**TASK BRIEF:**
Set down every line of the data below precisely as it stands, changing nothing.

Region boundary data
○ ○ ○ ○
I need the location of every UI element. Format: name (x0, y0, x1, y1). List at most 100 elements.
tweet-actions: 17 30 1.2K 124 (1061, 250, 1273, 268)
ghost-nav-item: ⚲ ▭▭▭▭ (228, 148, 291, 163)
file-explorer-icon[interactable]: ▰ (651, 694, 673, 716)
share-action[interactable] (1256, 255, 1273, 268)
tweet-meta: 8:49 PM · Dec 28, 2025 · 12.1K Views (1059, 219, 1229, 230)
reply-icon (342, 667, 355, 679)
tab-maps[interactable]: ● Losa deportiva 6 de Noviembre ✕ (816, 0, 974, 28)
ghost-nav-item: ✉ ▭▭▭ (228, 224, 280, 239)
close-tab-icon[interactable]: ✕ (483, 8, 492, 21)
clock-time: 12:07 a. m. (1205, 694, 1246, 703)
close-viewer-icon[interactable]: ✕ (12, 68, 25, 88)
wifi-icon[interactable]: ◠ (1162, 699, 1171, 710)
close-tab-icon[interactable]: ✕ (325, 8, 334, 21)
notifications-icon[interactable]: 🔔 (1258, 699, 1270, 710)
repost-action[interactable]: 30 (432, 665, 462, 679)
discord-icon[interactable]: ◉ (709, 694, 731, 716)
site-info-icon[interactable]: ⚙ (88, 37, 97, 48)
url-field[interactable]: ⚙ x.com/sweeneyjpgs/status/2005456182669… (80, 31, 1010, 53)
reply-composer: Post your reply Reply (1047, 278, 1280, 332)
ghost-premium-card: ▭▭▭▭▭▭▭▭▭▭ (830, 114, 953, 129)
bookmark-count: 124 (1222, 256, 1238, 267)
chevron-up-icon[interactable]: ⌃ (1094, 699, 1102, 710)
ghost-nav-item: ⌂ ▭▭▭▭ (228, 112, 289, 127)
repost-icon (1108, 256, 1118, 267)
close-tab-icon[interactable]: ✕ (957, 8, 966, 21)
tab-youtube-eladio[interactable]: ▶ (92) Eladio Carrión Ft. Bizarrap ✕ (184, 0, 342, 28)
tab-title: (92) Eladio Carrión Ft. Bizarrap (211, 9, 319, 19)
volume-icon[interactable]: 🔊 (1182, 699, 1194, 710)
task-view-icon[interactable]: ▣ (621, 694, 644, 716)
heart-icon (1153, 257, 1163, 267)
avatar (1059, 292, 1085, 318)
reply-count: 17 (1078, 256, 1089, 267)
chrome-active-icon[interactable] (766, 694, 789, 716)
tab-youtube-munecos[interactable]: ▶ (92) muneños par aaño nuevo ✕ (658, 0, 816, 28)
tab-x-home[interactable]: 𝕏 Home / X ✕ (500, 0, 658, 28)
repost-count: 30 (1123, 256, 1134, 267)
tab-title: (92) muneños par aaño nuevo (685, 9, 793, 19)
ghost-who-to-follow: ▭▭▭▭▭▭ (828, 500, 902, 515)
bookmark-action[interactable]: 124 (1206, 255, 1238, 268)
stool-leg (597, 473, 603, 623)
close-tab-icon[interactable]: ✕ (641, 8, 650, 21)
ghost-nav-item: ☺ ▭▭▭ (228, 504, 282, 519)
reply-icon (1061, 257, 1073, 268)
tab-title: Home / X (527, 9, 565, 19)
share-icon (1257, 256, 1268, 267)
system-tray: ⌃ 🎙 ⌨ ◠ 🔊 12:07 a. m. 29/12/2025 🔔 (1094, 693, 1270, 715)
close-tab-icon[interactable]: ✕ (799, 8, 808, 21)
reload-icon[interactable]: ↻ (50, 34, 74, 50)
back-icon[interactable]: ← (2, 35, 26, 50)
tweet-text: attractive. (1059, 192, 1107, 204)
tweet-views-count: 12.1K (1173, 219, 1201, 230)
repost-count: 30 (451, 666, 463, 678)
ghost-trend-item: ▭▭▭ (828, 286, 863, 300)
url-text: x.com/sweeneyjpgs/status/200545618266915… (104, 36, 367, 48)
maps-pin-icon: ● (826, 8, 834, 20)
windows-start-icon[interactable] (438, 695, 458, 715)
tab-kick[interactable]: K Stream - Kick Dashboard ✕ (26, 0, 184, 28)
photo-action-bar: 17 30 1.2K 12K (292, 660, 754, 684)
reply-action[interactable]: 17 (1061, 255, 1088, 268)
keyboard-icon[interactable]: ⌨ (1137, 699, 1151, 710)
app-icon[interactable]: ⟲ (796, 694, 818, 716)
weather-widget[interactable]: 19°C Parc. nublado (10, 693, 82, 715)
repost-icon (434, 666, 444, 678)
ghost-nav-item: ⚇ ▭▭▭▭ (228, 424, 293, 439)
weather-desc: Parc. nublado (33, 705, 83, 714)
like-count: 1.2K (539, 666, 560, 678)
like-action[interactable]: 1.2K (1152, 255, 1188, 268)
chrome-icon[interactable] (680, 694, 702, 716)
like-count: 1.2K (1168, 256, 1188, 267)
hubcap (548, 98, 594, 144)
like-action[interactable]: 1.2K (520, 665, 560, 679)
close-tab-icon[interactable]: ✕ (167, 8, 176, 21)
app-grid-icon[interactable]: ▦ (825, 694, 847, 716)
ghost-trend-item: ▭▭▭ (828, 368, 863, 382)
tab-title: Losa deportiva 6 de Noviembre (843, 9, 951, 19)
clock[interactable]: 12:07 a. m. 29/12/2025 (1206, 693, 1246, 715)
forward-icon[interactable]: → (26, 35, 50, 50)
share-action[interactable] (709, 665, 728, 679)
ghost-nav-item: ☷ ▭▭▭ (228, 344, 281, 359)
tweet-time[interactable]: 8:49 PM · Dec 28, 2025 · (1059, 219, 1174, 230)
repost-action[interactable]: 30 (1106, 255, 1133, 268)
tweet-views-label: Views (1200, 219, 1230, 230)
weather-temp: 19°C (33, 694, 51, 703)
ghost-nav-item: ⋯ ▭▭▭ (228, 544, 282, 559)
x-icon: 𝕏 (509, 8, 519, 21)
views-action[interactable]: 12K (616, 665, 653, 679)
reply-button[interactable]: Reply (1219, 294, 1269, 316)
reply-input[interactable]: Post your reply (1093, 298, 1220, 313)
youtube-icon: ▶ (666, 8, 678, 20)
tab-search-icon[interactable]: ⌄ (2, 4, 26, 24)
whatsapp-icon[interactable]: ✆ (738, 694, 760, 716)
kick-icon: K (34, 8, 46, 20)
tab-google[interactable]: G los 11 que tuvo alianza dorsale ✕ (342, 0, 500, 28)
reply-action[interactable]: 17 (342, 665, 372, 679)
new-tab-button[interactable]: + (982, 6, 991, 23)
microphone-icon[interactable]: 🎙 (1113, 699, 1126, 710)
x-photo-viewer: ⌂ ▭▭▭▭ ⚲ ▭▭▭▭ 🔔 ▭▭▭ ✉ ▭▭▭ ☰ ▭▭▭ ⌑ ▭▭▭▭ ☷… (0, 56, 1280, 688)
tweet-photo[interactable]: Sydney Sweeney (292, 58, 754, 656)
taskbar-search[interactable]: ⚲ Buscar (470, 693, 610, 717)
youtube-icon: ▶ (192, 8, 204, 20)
○ ○ ○ ○
**ANSWER:**
I need the location of every UI element. Format: name (x0, y0, x1, y1). List at most 100 elements.
tweet-actions: 17 30 1.2K 124 (1061, 250, 1273, 268)
ghost-nav-item: ⚲ ▭▭▭▭ (228, 148, 291, 163)
file-explorer-icon[interactable]: ▰ (651, 694, 673, 716)
share-action[interactable] (1256, 255, 1273, 268)
tweet-meta: 8:49 PM · Dec 28, 2025 · 12.1K Views (1059, 219, 1229, 230)
reply-icon (342, 667, 355, 679)
tab-maps[interactable]: ● Losa deportiva 6 de Noviembre ✕ (816, 0, 974, 28)
ghost-nav-item: ✉ ▭▭▭ (228, 224, 280, 239)
close-tab-icon[interactable]: ✕ (483, 8, 492, 21)
clock-time: 12:07 a. m. (1205, 694, 1246, 703)
close-viewer-icon[interactable]: ✕ (12, 68, 25, 88)
wifi-icon[interactable]: ◠ (1162, 699, 1171, 710)
close-tab-icon[interactable]: ✕ (325, 8, 334, 21)
notifications-icon[interactable]: 🔔 (1258, 699, 1270, 710)
repost-action[interactable]: 30 (432, 665, 462, 679)
discord-icon[interactable]: ◉ (709, 694, 731, 716)
site-info-icon[interactable]: ⚙ (88, 37, 97, 48)
url-field[interactable]: ⚙ x.com/sweeneyjpgs/status/2005456182669… (80, 31, 1010, 53)
reply-composer: Post your reply Reply (1047, 278, 1280, 332)
ghost-premium-card: ▭▭▭▭▭▭▭▭▭▭ (830, 114, 953, 129)
bookmark-count: 124 (1222, 256, 1238, 267)
chevron-up-icon[interactable]: ⌃ (1094, 699, 1102, 710)
ghost-nav-item: ⌂ ▭▭▭▭ (228, 112, 289, 127)
repost-icon (1108, 256, 1118, 267)
close-tab-icon[interactable]: ✕ (957, 8, 966, 21)
tab-youtube-eladio[interactable]: ▶ (92) Eladio Carrión Ft. Bizarrap ✕ (184, 0, 342, 28)
tab-title: (92) Eladio Carrión Ft. Bizarrap (211, 9, 319, 19)
volume-icon[interactable]: 🔊 (1182, 699, 1194, 710)
task-view-icon[interactable]: ▣ (621, 694, 644, 716)
heart-icon (1153, 257, 1163, 267)
avatar (1059, 292, 1085, 318)
reply-count: 17 (1078, 256, 1089, 267)
chrome-active-icon[interactable] (766, 694, 789, 716)
tab-youtube-munecos[interactable]: ▶ (92) muneños par aaño nuevo ✕ (658, 0, 816, 28)
tab-x-home[interactable]: 𝕏 Home / X ✕ (500, 0, 658, 28)
repost-count: 30 (1123, 256, 1134, 267)
tab-title: (92) muneños par aaño nuevo (685, 9, 793, 19)
ghost-who-to-follow: ▭▭▭▭▭▭ (828, 500, 902, 515)
bookmark-action[interactable]: 124 (1206, 255, 1238, 268)
stool-leg (597, 473, 603, 623)
close-tab-icon[interactable]: ✕ (641, 8, 650, 21)
ghost-nav-item: ☺ ▭▭▭ (228, 504, 282, 519)
reply-icon (1061, 257, 1073, 268)
tab-title: Home / X (527, 9, 565, 19)
share-icon (1257, 256, 1268, 267)
system-tray: ⌃ 🎙 ⌨ ◠ 🔊 12:07 a. m. 29/12/2025 🔔 (1094, 693, 1270, 715)
close-tab-icon[interactable]: ✕ (799, 8, 808, 21)
reload-icon[interactable]: ↻ (50, 34, 74, 50)
back-icon[interactable]: ← (2, 35, 26, 50)
tweet-text: attractive. (1059, 192, 1107, 204)
tweet-views-count: 12.1K (1173, 219, 1201, 230)
repost-count: 30 (451, 666, 463, 678)
ghost-trend-item: ▭▭▭ (828, 286, 863, 300)
url-text: x.com/sweeneyjpgs/status/200545618266915… (104, 36, 367, 48)
maps-pin-icon: ● (826, 8, 834, 20)
windows-start-icon[interactable] (438, 695, 458, 715)
tab-kick[interactable]: K Stream - Kick Dashboard ✕ (26, 0, 184, 28)
photo-action-bar: 17 30 1.2K 12K (292, 660, 754, 684)
reply-action[interactable]: 17 (1061, 255, 1088, 268)
keyboard-icon[interactable]: ⌨ (1137, 699, 1151, 710)
app-icon[interactable]: ⟲ (796, 694, 818, 716)
weather-widget[interactable]: 19°C Parc. nublado (10, 693, 82, 715)
repost-icon (434, 666, 444, 678)
ghost-nav-item: ⚇ ▭▭▭▭ (228, 424, 293, 439)
weather-desc: Parc. nublado (33, 705, 83, 714)
like-count: 1.2K (539, 666, 560, 678)
like-action[interactable]: 1.2K (1152, 255, 1188, 268)
chrome-icon[interactable] (680, 694, 702, 716)
like-count: 1.2K (1168, 256, 1188, 267)
hubcap (548, 98, 594, 144)
like-action[interactable]: 1.2K (520, 665, 560, 679)
close-tab-icon[interactable]: ✕ (167, 8, 176, 21)
app-grid-icon[interactable]: ▦ (825, 694, 847, 716)
ghost-trend-item: ▭▭▭ (828, 368, 863, 382)
tab-title: Losa deportiva 6 de Noviembre (843, 9, 951, 19)
clock[interactable]: 12:07 a. m. 29/12/2025 (1206, 693, 1246, 715)
forward-icon[interactable]: → (26, 35, 50, 50)
share-action[interactable] (709, 665, 728, 679)
ghost-nav-item: ☷ ▭▭▭ (228, 344, 281, 359)
tweet-time[interactable]: 8:49 PM · Dec 28, 2025 · (1059, 219, 1174, 230)
repost-action[interactable]: 30 (1106, 255, 1133, 268)
tweet-views-label: Views (1200, 219, 1230, 230)
weather-temp: 19°C (33, 694, 51, 703)
ghost-nav-item: ⋯ ▭▭▭ (228, 544, 282, 559)
x-icon: 𝕏 (509, 8, 519, 21)
views-action[interactable]: 12K (616, 665, 653, 679)
reply-button[interactable]: Reply (1219, 294, 1269, 316)
reply-input[interactable]: Post your reply (1093, 298, 1220, 313)
youtube-icon: ▶ (666, 8, 678, 20)
tab-search-icon[interactable]: ⌄ (2, 4, 26, 24)
whatsapp-icon[interactable]: ✆ (738, 694, 760, 716)
kick-icon: K (34, 8, 46, 20)
tab-google[interactable]: G los 11 que tuvo alianza dorsale ✕ (342, 0, 500, 28)
reply-action[interactable]: 17 (342, 665, 372, 679)
new-tab-button[interactable]: + (982, 6, 991, 23)
microphone-icon[interactable]: 🎙 (1113, 699, 1126, 710)
x-photo-viewer: ⌂ ▭▭▭▭ ⚲ ▭▭▭▭ 🔔 ▭▭▭ ✉ ▭▭▭ ☰ ▭▭▭ ⌑ ▭▭▭▭ ☷… (0, 56, 1280, 688)
tweet-photo[interactable]: Sydney Sweeney (292, 58, 754, 656)
taskbar-search[interactable]: ⚲ Buscar (470, 693, 610, 717)
youtube-icon: ▶ (192, 8, 204, 20)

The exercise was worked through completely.